Stated exercise ::
Count every line in the entries that contains "piControl". Report that count alone.

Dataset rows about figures
>>>>>

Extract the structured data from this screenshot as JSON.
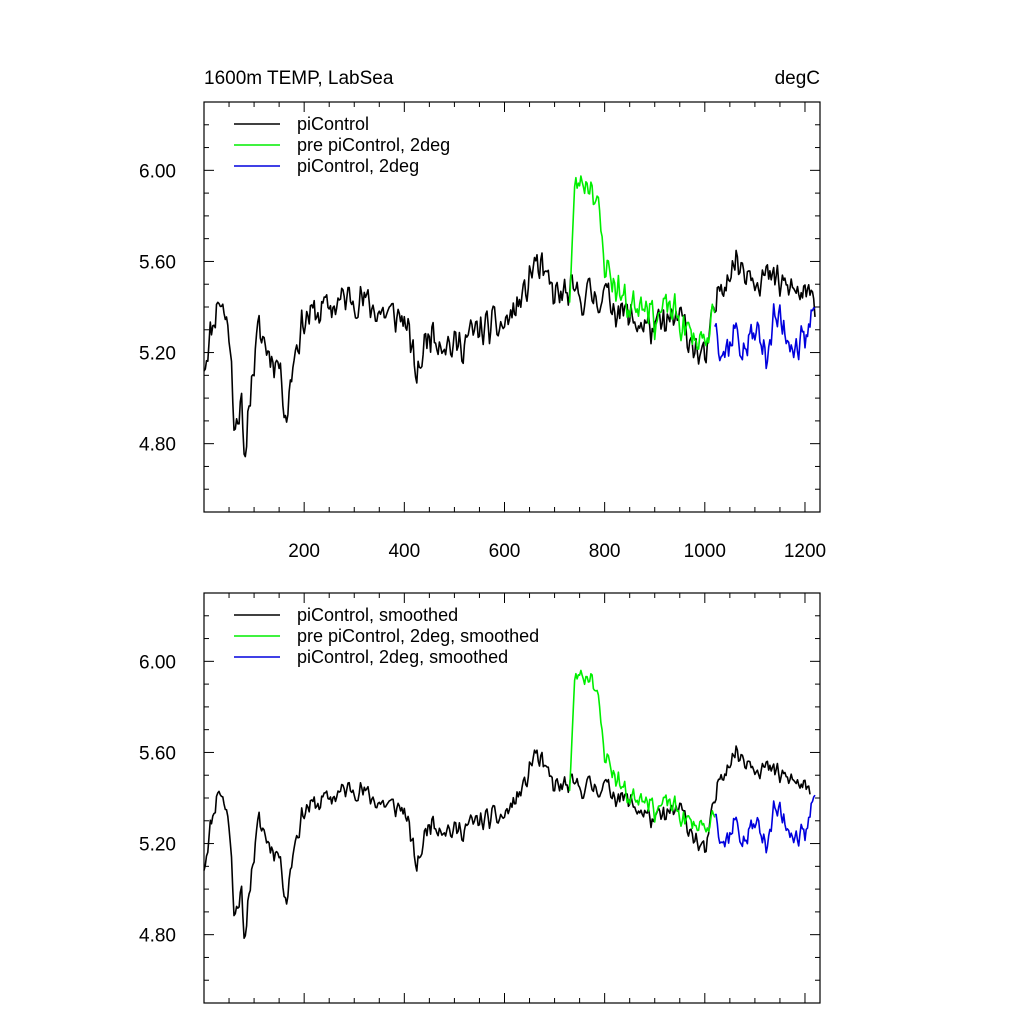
{
  "chart_data": [
    {
      "type": "line",
      "title_left": "1600m TEMP, LabSea",
      "title_right": "degC",
      "xlim": [
        0,
        1230
      ],
      "ylim": [
        4.5,
        6.3
      ],
      "x_ticks": [
        200,
        400,
        600,
        800,
        1000,
        1200
      ],
      "x_tick_labels": [
        "200",
        "400",
        "600",
        "800",
        "1000",
        "1200"
      ],
      "y_ticks": [
        4.8,
        5.2,
        5.6,
        6.0
      ],
      "y_tick_labels": [
        "4.80",
        "5.20",
        "5.60",
        "6.00"
      ],
      "legend_position": "top-left",
      "series": [
        {
          "name": "piControl",
          "color": "#000000",
          "x_start": 0,
          "x_end": 1220,
          "seed": 11,
          "noise": 0.1,
          "knots": [
            [
              0,
              5.15
            ],
            [
              15,
              5.3
            ],
            [
              30,
              5.45
            ],
            [
              50,
              5.3
            ],
            [
              60,
              4.92
            ],
            [
              75,
              4.95
            ],
            [
              80,
              4.68
            ],
            [
              90,
              5.0
            ],
            [
              110,
              5.3
            ],
            [
              130,
              5.2
            ],
            [
              150,
              5.15
            ],
            [
              165,
              4.92
            ],
            [
              180,
              5.2
            ],
            [
              200,
              5.35
            ],
            [
              250,
              5.4
            ],
            [
              300,
              5.45
            ],
            [
              350,
              5.38
            ],
            [
              400,
              5.35
            ],
            [
              425,
              5.1
            ],
            [
              450,
              5.3
            ],
            [
              500,
              5.22
            ],
            [
              550,
              5.3
            ],
            [
              600,
              5.32
            ],
            [
              640,
              5.45
            ],
            [
              660,
              5.6
            ],
            [
              700,
              5.45
            ],
            [
              750,
              5.45
            ],
            [
              800,
              5.45
            ],
            [
              850,
              5.35
            ],
            [
              900,
              5.3
            ],
            [
              950,
              5.35
            ],
            [
              1000,
              5.15
            ],
            [
              1030,
              5.5
            ],
            [
              1060,
              5.6
            ],
            [
              1100,
              5.55
            ],
            [
              1150,
              5.5
            ],
            [
              1200,
              5.45
            ],
            [
              1220,
              5.4
            ]
          ]
        },
        {
          "name": "pre piControl, 2deg",
          "color": "#00ee00",
          "x_start": 730,
          "x_end": 1020,
          "seed": 23,
          "noise": 0.1,
          "knots": [
            [
              730,
              5.45
            ],
            [
              740,
              5.9
            ],
            [
              750,
              5.95
            ],
            [
              760,
              5.95
            ],
            [
              775,
              5.95
            ],
            [
              785,
              5.85
            ],
            [
              800,
              5.6
            ],
            [
              820,
              5.5
            ],
            [
              850,
              5.4
            ],
            [
              880,
              5.45
            ],
            [
              900,
              5.35
            ],
            [
              930,
              5.4
            ],
            [
              960,
              5.3
            ],
            [
              990,
              5.25
            ],
            [
              1020,
              5.35
            ]
          ]
        },
        {
          "name": "piControl, 2deg",
          "color": "#0000dd",
          "x_start": 1020,
          "x_end": 1220,
          "seed": 37,
          "noise": 0.12,
          "knots": [
            [
              1020,
              5.35
            ],
            [
              1040,
              5.2
            ],
            [
              1060,
              5.3
            ],
            [
              1080,
              5.2
            ],
            [
              1100,
              5.3
            ],
            [
              1120,
              5.2
            ],
            [
              1140,
              5.35
            ],
            [
              1160,
              5.3
            ],
            [
              1180,
              5.25
            ],
            [
              1200,
              5.2
            ],
            [
              1220,
              5.45
            ]
          ]
        }
      ]
    },
    {
      "type": "line",
      "xlim": [
        0,
        1230
      ],
      "ylim": [
        4.5,
        6.3
      ],
      "x_ticks": [
        200,
        400,
        600,
        800,
        1000,
        1200
      ],
      "y_ticks": [
        4.8,
        5.2,
        5.6,
        6.0
      ],
      "y_tick_labels": [
        "4.80",
        "5.20",
        "5.60",
        "6.00"
      ],
      "legend_position": "top-left",
      "series": [
        {
          "name": "piControl, smoothed",
          "color": "#000000",
          "x_start": 0,
          "x_end": 1210,
          "seed": 11,
          "noise": 0.06,
          "knots": [
            [
              0,
              5.1
            ],
            [
              15,
              5.3
            ],
            [
              30,
              5.45
            ],
            [
              50,
              5.3
            ],
            [
              60,
              4.92
            ],
            [
              75,
              4.97
            ],
            [
              80,
              4.74
            ],
            [
              90,
              5.0
            ],
            [
              110,
              5.3
            ],
            [
              130,
              5.2
            ],
            [
              150,
              5.15
            ],
            [
              165,
              4.95
            ],
            [
              180,
              5.2
            ],
            [
              200,
              5.35
            ],
            [
              250,
              5.4
            ],
            [
              300,
              5.45
            ],
            [
              350,
              5.38
            ],
            [
              400,
              5.35
            ],
            [
              425,
              5.1
            ],
            [
              450,
              5.3
            ],
            [
              500,
              5.25
            ],
            [
              550,
              5.3
            ],
            [
              600,
              5.32
            ],
            [
              640,
              5.45
            ],
            [
              660,
              5.6
            ],
            [
              700,
              5.45
            ],
            [
              750,
              5.45
            ],
            [
              800,
              5.45
            ],
            [
              850,
              5.38
            ],
            [
              900,
              5.3
            ],
            [
              950,
              5.35
            ],
            [
              1000,
              5.15
            ],
            [
              1030,
              5.5
            ],
            [
              1060,
              5.6
            ],
            [
              1100,
              5.55
            ],
            [
              1150,
              5.5
            ],
            [
              1200,
              5.45
            ],
            [
              1210,
              5.4
            ]
          ]
        },
        {
          "name": "pre piControl, 2deg, smoothed",
          "color": "#00ee00",
          "x_start": 730,
          "x_end": 1020,
          "seed": 23,
          "noise": 0.06,
          "knots": [
            [
              730,
              5.45
            ],
            [
              740,
              5.9
            ],
            [
              750,
              5.95
            ],
            [
              760,
              5.93
            ],
            [
              775,
              5.95
            ],
            [
              785,
              5.85
            ],
            [
              800,
              5.6
            ],
            [
              820,
              5.5
            ],
            [
              850,
              5.4
            ],
            [
              880,
              5.42
            ],
            [
              900,
              5.35
            ],
            [
              930,
              5.38
            ],
            [
              960,
              5.3
            ],
            [
              990,
              5.28
            ],
            [
              1020,
              5.3
            ]
          ]
        },
        {
          "name": "piControl, 2deg, smoothed",
          "color": "#0000dd",
          "x_start": 1020,
          "x_end": 1220,
          "seed": 37,
          "noise": 0.08,
          "knots": [
            [
              1020,
              5.35
            ],
            [
              1040,
              5.2
            ],
            [
              1060,
              5.3
            ],
            [
              1080,
              5.2
            ],
            [
              1100,
              5.3
            ],
            [
              1120,
              5.2
            ],
            [
              1140,
              5.35
            ],
            [
              1160,
              5.3
            ],
            [
              1180,
              5.25
            ],
            [
              1200,
              5.2
            ],
            [
              1220,
              5.45
            ]
          ]
        }
      ]
    }
  ]
}
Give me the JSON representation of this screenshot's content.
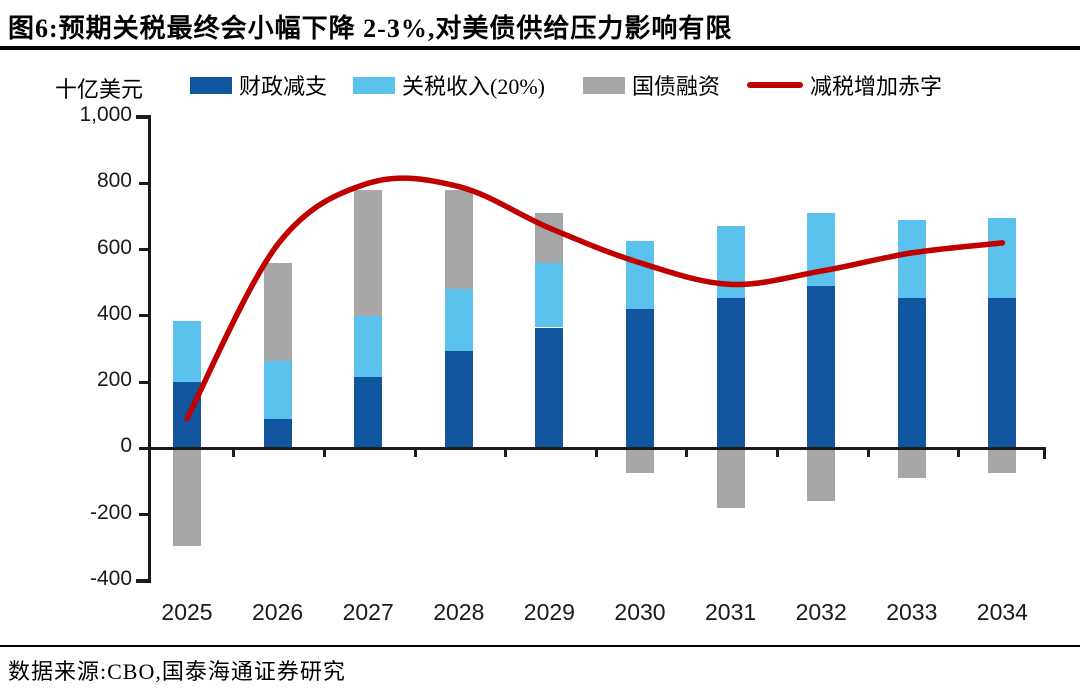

<<<<<

Answer for this exercise ::
6